**PROBLEM:**
Starting at the line that contains "Give me a plain-text", transcribe every remaining line of the entries exactly, including the last one.

**DATA LISTING:**

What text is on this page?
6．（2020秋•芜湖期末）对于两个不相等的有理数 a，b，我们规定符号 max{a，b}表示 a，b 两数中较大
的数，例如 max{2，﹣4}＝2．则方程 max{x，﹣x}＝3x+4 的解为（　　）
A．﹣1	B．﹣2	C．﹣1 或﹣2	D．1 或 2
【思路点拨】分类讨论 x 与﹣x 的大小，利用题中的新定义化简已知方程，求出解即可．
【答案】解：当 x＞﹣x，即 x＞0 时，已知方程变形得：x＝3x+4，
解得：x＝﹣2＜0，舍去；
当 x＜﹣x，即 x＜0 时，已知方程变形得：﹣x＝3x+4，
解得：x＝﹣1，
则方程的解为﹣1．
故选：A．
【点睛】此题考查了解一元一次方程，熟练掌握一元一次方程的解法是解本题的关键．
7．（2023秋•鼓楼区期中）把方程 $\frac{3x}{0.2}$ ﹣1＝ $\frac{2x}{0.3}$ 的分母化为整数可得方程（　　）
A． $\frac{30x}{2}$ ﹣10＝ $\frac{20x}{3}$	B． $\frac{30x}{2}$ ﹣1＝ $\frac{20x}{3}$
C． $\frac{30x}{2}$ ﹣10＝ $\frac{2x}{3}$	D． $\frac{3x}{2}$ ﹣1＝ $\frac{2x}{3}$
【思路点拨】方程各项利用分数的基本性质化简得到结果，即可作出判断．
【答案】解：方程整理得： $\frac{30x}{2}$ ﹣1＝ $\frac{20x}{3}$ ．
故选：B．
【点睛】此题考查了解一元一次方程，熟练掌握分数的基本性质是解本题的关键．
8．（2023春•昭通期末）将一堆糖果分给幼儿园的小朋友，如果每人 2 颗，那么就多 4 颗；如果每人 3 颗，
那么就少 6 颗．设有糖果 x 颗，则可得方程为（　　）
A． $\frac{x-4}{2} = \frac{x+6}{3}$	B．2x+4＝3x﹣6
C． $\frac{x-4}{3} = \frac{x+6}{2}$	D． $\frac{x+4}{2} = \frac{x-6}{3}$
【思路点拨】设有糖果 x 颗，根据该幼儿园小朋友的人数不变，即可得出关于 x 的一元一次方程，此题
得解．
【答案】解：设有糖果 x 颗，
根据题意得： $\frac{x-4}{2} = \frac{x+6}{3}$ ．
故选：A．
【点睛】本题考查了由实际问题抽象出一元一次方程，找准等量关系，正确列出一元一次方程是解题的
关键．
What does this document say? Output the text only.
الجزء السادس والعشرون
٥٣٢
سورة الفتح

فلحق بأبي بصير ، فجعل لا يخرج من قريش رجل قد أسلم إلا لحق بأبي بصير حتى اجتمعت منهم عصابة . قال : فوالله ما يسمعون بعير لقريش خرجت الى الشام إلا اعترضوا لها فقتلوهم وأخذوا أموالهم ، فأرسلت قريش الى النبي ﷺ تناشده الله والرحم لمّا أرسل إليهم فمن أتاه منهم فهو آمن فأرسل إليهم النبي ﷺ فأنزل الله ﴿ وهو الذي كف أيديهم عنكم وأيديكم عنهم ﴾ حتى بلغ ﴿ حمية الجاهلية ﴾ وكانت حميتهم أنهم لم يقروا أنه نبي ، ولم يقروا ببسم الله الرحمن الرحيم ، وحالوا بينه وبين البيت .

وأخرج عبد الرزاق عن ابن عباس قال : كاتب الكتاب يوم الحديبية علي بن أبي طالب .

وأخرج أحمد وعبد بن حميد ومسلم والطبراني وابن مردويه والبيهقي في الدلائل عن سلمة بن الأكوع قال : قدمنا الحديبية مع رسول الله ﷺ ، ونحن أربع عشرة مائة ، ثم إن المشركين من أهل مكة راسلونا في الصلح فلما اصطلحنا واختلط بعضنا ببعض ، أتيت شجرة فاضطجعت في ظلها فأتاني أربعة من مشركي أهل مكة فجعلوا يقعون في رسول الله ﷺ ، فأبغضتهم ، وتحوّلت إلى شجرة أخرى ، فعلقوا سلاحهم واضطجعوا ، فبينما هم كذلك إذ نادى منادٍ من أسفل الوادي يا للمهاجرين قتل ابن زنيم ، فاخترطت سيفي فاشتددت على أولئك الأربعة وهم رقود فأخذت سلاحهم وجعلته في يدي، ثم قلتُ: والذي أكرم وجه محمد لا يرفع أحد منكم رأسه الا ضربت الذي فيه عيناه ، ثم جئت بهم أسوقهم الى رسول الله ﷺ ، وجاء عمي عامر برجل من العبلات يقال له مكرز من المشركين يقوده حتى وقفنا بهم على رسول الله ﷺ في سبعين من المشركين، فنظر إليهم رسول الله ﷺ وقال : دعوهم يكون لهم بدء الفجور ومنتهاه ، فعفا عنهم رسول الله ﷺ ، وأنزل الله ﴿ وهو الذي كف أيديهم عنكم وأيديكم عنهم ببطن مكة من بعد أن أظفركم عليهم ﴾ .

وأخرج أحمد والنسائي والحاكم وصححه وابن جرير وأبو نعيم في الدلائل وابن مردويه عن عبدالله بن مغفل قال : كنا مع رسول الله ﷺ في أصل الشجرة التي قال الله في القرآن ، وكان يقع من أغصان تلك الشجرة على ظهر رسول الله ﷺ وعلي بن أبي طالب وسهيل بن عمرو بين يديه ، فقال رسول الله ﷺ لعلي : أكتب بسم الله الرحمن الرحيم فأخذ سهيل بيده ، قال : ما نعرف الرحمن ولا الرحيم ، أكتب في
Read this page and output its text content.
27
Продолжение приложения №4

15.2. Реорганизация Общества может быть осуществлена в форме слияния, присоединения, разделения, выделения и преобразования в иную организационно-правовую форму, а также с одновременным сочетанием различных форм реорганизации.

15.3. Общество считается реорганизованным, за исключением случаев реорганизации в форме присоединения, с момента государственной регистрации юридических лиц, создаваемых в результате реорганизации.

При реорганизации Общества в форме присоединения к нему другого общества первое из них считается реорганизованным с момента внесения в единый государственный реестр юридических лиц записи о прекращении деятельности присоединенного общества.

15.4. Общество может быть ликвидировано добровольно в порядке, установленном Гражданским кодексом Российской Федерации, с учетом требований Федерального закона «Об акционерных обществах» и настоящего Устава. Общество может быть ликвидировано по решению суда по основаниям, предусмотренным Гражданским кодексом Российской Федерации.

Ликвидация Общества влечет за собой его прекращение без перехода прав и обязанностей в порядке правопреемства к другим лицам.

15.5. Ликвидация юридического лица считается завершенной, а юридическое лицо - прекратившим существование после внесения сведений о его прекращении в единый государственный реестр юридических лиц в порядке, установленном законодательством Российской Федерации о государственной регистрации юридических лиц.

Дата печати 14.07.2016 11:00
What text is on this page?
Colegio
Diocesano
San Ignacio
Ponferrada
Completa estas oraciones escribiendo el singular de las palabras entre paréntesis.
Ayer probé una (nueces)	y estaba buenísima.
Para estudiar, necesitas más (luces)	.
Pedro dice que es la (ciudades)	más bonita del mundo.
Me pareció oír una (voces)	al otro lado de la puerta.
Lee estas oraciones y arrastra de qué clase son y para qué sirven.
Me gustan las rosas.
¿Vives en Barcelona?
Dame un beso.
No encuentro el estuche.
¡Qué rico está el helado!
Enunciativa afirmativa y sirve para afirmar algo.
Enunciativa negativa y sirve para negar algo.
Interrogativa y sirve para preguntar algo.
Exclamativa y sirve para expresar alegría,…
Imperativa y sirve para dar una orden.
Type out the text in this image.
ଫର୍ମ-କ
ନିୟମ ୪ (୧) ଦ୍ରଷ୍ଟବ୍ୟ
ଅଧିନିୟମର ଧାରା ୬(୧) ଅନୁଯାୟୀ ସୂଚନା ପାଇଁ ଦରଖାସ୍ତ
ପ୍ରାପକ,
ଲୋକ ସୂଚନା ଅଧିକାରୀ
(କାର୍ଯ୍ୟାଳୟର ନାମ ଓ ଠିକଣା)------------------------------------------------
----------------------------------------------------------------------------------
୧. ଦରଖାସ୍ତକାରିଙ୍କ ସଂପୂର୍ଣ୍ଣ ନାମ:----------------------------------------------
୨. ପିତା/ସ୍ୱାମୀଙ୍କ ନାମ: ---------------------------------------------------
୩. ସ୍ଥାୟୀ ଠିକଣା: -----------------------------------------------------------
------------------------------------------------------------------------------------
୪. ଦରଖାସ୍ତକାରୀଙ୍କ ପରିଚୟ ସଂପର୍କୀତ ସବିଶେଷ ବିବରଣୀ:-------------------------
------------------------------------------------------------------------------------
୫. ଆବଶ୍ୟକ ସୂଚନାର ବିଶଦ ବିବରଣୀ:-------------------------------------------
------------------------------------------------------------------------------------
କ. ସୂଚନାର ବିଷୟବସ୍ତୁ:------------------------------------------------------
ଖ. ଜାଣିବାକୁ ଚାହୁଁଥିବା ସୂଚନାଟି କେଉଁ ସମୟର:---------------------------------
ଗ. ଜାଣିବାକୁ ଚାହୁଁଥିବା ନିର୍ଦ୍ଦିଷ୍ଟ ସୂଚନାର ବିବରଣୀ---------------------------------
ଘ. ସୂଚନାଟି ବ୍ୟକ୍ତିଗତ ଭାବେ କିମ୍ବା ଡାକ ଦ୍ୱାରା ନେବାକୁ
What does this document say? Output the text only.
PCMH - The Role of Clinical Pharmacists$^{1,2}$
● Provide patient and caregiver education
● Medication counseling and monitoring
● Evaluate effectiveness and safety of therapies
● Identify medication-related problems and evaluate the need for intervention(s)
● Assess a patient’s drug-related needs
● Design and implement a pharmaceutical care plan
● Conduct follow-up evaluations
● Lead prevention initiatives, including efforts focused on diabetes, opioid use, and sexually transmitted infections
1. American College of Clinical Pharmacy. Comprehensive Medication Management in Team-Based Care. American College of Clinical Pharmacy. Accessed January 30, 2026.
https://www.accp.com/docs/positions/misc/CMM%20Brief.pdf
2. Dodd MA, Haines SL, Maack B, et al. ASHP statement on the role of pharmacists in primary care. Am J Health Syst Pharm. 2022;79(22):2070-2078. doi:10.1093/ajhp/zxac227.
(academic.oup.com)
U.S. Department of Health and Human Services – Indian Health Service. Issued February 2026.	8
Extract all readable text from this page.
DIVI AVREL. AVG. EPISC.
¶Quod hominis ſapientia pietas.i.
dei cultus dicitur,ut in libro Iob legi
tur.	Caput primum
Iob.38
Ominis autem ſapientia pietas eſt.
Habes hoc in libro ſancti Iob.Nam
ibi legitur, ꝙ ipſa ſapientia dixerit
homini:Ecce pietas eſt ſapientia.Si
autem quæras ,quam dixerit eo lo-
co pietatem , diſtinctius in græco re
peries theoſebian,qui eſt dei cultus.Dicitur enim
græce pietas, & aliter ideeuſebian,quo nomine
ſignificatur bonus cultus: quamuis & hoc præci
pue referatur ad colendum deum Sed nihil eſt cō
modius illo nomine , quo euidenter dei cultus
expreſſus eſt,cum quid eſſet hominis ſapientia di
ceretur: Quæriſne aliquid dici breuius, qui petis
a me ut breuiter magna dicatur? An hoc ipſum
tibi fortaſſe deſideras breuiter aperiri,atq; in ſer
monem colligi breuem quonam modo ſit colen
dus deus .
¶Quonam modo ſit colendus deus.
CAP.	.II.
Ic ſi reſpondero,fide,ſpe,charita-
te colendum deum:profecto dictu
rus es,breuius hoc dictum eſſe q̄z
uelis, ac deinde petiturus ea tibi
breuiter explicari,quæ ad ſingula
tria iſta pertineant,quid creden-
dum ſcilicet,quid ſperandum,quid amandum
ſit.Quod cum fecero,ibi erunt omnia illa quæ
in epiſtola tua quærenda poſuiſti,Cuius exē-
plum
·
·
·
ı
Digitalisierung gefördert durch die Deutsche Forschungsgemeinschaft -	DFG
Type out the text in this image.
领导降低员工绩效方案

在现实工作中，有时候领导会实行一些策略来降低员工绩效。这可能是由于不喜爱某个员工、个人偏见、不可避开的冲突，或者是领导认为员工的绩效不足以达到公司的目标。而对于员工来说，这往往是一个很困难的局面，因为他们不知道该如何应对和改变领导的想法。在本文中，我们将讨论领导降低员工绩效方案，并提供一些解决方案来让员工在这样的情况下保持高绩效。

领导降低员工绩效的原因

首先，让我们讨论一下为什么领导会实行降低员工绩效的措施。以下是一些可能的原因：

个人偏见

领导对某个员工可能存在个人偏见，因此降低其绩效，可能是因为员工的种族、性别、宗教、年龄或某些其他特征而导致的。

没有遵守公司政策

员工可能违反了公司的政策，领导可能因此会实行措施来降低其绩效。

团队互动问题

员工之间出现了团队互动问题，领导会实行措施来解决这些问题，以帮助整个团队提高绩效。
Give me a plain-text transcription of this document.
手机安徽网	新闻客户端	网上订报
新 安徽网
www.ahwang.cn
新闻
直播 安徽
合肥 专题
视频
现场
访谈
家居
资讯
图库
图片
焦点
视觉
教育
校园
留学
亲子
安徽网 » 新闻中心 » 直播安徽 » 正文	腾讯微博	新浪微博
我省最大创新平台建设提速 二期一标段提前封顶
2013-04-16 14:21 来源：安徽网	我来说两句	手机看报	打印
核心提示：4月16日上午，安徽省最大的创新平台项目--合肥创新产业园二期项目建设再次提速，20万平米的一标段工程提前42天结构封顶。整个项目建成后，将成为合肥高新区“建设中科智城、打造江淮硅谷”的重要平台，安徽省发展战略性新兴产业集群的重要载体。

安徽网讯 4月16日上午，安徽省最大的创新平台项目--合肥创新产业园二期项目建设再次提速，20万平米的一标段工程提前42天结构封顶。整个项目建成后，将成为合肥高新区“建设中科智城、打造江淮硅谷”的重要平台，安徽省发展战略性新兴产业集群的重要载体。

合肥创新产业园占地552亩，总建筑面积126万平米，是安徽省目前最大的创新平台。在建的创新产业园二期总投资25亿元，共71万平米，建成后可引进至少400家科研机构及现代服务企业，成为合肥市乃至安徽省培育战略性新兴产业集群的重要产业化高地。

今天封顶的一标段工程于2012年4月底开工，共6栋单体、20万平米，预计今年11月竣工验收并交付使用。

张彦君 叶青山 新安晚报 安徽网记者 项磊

**RESULT OF THIS TASK:**
Give me a plain-text transcription of this document.
手机安徽网	新闻客户端	网上订报
新 安徽网
www.ahwang.cn
新闻
直播 安徽
合肥 专题
视频
现场
访谈
家居
资讯
图库
图片
焦点
视觉
教育
校园
留学
亲子
安徽网 » 新闻中心 » 直播安徽 » 正文	腾讯微博	新浪微博
我省最大创新平台建设提速 二期一标段提前封顶
2013-04-16 14:21 来源：安徽网	我来说两句	手机看报	打印
核心提示：4月16日上午，安徽省最大的创新平台项目--合肥创新产业园二期项目建设再次提速，20万平米的一标段工程提前42天结构封顶。整个项目建成后，将成为合肥高新区“建设中科智城、打造江淮硅谷”的重要平台，安徽省发展战略性新兴产业集群的重要载体。

安徽网讯 4月16日上午，安徽省最大的创新平台项目--合肥创新产业园二期项目建设再次提速，20万平米的一标段工程提前42天结构封顶。整个项目建成后，将成为合肥高新区“建设中科智城、打造江淮硅谷”的重要平台，安徽省发展战略性新兴产业集群的重要载体。

合肥创新产业园占地552亩，总建筑面积126万平米，是安徽省目前最大的创新平台。在建的创新产业园二期总投资25亿元，共71万平米，建成后可引进至少400家科研机构及现代服务企业，成为合肥市乃至安徽省培育战略性新兴产业集群的重要产业化高地。

今天封顶的一标段工程于2012年4月底开工，共6栋单体、20万平米，预计今年11月竣工验收并交付使用。

张彦君 叶青山 新安晚报 安徽网记者 项磊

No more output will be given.